» Task set:
• a. Answer these about the text on chronic illness and the economic downturn:
(i) Which school ran the poll?
(ii) What share of the people with heart disease and diabetes believe the poor economy has hurt their health?
(iii) Which three illnesses are said to often need ongoing, costly treatment?
• b. Pick up the article on the poll about chronic illness and the economic downturn after its last sentence and continue it.

» Provided passage:
= = = =
Americans With Chronic Diseases Harmed By the Economic Downturn, Poll Finds

In HSPH survey, ill Americans report poor economy has harmed their health

Many Americans living with diabetes, heart disease, or cancer believe their health has been or will be harmed by the economic downturn, a new poll from the Harvard School of Public Health shows.

Almost half of the more than 1,000 people with heart disease and diabetes surveyed said the difficult economic climate has made managing their illnesses more stressful, while more than 35 percent of them believe the poor economy has negatively impacted their health, according to the poll.

The economic downturn has left many chronically ill people in financial trouble, causing them to use up almost all of their life savings, go into credit card debt, neglect non-health bills, or even declare bankruptcy, according to the survey results. Diabetes, heart disease, and cancer often require ongoing, costly treatment.
= = = =
» Raw data:

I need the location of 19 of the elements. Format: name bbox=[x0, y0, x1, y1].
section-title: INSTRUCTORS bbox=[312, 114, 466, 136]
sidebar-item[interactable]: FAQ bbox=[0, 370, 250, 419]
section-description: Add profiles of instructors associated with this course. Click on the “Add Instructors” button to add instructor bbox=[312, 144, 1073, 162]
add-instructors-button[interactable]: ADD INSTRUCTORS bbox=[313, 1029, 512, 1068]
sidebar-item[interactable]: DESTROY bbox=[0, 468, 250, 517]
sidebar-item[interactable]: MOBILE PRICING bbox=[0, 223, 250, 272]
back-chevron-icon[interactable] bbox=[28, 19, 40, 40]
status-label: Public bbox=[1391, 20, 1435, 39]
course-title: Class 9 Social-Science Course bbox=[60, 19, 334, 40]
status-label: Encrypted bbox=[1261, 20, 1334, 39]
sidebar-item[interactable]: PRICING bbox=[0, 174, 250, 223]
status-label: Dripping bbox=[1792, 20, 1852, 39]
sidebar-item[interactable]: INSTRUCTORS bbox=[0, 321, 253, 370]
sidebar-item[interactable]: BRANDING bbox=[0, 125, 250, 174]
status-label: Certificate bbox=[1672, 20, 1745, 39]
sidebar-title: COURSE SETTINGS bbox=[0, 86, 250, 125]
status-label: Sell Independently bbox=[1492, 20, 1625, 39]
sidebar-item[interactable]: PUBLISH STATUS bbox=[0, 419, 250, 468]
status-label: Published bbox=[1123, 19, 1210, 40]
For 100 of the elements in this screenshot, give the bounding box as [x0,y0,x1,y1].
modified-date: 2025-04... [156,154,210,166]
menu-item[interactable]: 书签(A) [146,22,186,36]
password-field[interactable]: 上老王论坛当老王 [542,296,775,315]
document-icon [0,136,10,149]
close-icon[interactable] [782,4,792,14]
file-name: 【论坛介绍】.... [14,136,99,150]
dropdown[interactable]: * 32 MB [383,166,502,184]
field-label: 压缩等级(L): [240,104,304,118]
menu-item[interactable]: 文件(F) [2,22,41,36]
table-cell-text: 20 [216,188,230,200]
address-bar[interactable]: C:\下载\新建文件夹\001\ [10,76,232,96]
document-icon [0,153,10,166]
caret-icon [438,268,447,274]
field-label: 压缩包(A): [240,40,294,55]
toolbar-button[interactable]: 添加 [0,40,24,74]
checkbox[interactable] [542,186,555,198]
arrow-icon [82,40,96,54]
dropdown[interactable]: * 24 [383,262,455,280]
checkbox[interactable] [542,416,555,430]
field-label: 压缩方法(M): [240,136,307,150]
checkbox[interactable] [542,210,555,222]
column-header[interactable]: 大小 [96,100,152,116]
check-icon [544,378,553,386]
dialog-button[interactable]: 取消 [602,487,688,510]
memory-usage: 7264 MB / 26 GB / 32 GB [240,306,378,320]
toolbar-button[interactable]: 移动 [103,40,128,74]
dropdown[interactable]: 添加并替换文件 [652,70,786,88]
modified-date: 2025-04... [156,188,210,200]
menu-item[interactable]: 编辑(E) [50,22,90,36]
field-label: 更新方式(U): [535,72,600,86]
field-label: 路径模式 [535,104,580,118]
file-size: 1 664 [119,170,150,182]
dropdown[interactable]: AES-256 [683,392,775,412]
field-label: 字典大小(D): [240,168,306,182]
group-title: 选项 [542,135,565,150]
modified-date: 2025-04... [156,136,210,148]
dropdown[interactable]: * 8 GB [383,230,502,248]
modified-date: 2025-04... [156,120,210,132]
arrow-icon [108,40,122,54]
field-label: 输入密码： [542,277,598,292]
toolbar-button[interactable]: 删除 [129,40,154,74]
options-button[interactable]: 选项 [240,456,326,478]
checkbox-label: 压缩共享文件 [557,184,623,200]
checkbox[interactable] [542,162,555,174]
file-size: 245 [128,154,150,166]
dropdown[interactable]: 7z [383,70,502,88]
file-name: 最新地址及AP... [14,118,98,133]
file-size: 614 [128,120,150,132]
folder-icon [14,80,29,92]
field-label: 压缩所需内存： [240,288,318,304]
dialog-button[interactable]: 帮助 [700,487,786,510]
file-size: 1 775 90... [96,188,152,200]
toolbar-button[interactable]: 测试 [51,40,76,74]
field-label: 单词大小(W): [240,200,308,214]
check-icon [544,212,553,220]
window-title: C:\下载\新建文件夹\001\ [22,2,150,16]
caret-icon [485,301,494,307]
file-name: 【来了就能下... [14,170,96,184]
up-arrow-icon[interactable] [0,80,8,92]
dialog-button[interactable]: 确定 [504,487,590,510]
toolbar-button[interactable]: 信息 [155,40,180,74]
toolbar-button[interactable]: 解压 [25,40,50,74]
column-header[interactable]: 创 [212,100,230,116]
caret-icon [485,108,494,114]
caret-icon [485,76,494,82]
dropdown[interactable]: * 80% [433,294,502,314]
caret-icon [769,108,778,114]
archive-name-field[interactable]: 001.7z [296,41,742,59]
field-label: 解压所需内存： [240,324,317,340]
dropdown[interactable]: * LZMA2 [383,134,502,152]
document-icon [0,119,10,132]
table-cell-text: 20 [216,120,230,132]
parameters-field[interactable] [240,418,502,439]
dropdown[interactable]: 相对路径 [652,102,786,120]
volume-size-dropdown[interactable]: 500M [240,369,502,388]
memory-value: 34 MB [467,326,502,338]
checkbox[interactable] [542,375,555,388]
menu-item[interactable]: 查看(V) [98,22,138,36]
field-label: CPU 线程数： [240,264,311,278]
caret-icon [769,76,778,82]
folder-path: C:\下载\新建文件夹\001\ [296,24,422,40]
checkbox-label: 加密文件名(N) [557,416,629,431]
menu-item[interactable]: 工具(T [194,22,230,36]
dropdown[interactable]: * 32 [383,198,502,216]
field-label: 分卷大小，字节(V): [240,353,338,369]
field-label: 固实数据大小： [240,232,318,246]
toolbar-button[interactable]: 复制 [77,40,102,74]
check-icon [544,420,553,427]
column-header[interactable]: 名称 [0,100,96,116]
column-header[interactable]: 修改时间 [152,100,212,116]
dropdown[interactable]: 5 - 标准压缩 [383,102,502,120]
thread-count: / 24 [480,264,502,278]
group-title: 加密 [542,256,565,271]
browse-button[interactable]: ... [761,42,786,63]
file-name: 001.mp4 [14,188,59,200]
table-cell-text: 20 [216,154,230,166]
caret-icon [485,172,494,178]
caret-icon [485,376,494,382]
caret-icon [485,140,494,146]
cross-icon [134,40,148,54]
= = = =
» Results in order:
• a.
(i) The Harvard School of Public Health
(ii) More than 35 percent
(iii) Diabetes, heart disease, and cancer

• b.
“We wanted to give a voice to these people living with chronic illnesses,” said Gillian K. SteelFisher, assistant director at the public-health school’s Harvard Opinion Research Program, which conducted the poll along with research company Knowledge Networks. “The fact is, the economic downturn has had a really bad impact on their health, which is important when we think about public health overall.”

Of those surveyed, just under half said they believed their current financial problems would continue to harm them in the future.

“We’re not just looking at bankruptcy,” SteelFisher said, “but a wider set of measures. They suggest that people are vulnerable to these significant financial stresses.”